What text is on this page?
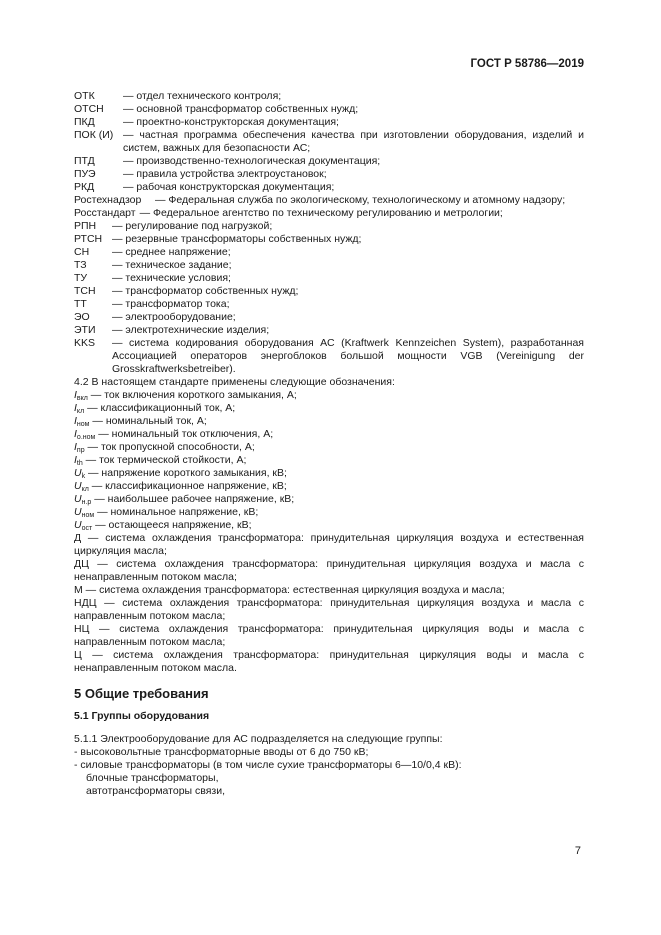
ГОСТ Р 58786—2019
ОТК	— отдел технического контроля;
ОТСН	— основной трансформатор собственных нужд;
ПКД	— проектно-конструкторская документация;
ПОК (И) — частная программа обеспечения качества при изготовлении оборудования, изделий и систем, важных для безопасности АС;
ПТД	— производственно-технологическая документация;
ПУЭ	— правила устройства электроустановок;
РКД	— рабочая конструкторская документация;
Ростехнадзор	— Федеральная служба по экологическому, технологическому и атомному надзору;
Росстандарт — Федеральное агентство по техническому регулированию и метрологии;
РПН	— регулирование под нагрузкой;
РТСН — резервные трансформаторы собственных нужд;
СН	— среднее напряжение;
ТЗ	— техническое задание;
ТУ	— технические условия;
ТСН	— трансформатор собственных нужд;
ТТ	— трансформатор тока;
ЭО	— электрооборудование;
ЭТИ	— электротехнические изделия;
KKS	— система кодирования оборудования АС (Kraftwerk Kennzeichen System), разработанная Ассоциацией операторов энергоблоков большой мощности VGB (Vereinigung der Grosskraftwerksbetreiber).
4.2 В настоящем стандарте применены следующие обозначения:
$I_{вкл}$ — ток включения короткого замыкания, А;
$I_{кл}$ — классификационный ток, А;
$I_{ном}$ — номинальный ток, А;
$I_{о.ном}$ — номинальный ток отключения, А;
$I_{пр}$ — ток пропускной способности, А;
$I_{th}$ — ток термической стойкости, А;
$U_k$ — напряжение короткого замыкания, кВ;
$U_{кл}$ — классификационное напряжение, кВ;
$U_{н.р}$ — наибольшее рабочее напряжение, кВ;
$U_{ном}$ — номинальное напряжение, кВ;
$U_{ост}$ — остающееся напряжение, кВ;
Д — система охлаждения трансформатора: принудительная циркуляция воздуха и естественная циркуляция масла;
ДЦ — система охлаждения трансформатора: принудительная циркуляция воздуха и масла с ненаправленным потоком масла;
М — система охлаждения трансформатора: естественная циркуляция воздуха и масла;
НДЦ — система охлаждения трансформатора: принудительная циркуляция воздуха и масла с направленным потоком масла;
НЦ — система охлаждения трансформатора: принудительная циркуляция воды и масла с направленным потоком масла;
Ц — система охлаждения трансформатора: принудительная циркуляция воды и масла с ненаправленным потоком масла.
5 Общие требования
5.1 Группы оборудования
5.1.1 Электрооборудование для АС подразделяется на следующие группы:
- высоковольтные трансформаторные вводы от 6 до 750 кВ;
- силовые трансформаторы (в том числе сухие трансформаторы 6—10/0,4 кВ):
блочные трансформаторы,
автотрансформаторы связи,
7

> _Short problem_: Drop the images and quote the entries word for word.

> _Solution_:
What text is on this page?
ГОСТ Р 58786—2019
ОТК	— отдел технического контроля;
ОТСН	— основной трансформатор собственных нужд;
ПКД	— проектно-конструкторская документация;
ПОК (И) — частная программа обеспечения качества при изготовлении оборудования, изделий и систем, важных для безопасности АС;
ПТД	— производственно-технологическая документация;
ПУЭ	— правила устройства электроустановок;
РКД	— рабочая конструкторская документация;
Ростехнадзор	— Федеральная служба по экологическому, технологическому и атомному надзору;
Росстандарт — Федеральное агентство по техническому регулированию и метрологии;
РПН	— регулирование под нагрузкой;
РТСН — резервные трансформаторы собственных нужд;
СН	— среднее напряжение;
ТЗ	— техническое задание;
ТУ	— технические условия;
ТСН	— трансформатор собственных нужд;
ТТ	— трансформатор тока;
ЭО	— электрооборудование;
ЭТИ	— электротехнические изделия;
KKS	— система кодирования оборудования АС (Kraftwerk Kennzeichen System), разработанная Ассоциацией операторов энергоблоков большой мощности VGB (Vereinigung der Grosskraftwerksbetreiber).
4.2 В настоящем стандарте применены следующие обозначения:
$I_{вкл}$ — ток включения короткого замыкания, А;
$I_{кл}$ — классификационный ток, А;
$I_{ном}$ — номинальный ток, А;
$I_{о.ном}$ — номинальный ток отключения, А;
$I_{пр}$ — ток пропускной способности, А;
$I_{th}$ — ток термической стойкости, А;
$U_k$ — напряжение короткого замыкания, кВ;
$U_{кл}$ — классификационное напряжение, кВ;
$U_{н.р}$ — наибольшее рабочее напряжение, кВ;
$U_{ном}$ — номинальное напряжение, кВ;
$U_{ост}$ — остающееся напряжение, кВ;
Д — система охлаждения трансформатора: принудительная циркуляция воздуха и естественная циркуляция масла;
ДЦ — система охлаждения трансформатора: принудительная циркуляция воздуха и масла с ненаправленным потоком масла;
М — система охлаждения трансформатора: естественная циркуляция воздуха и масла;
НДЦ — система охлаждения трансформатора: принудительная циркуляция воздуха и масла с направленным потоком масла;
НЦ — система охлаждения трансформатора: принудительная циркуляция воды и масла с направленным потоком масла;
Ц — система охлаждения трансформатора: принудительная циркуляция воды и масла с ненаправленным потоком масла.
5 Общие требования
5.1 Группы оборудования
5.1.1 Электрооборудование для АС подразделяется на следующие группы:
- высоковольтные трансформаторные вводы от 6 до 750 кВ;
- силовые трансформаторы (в том числе сухие трансформаторы 6—10/0,4 кВ):
блочные трансформаторы,
автотрансформаторы связи,
7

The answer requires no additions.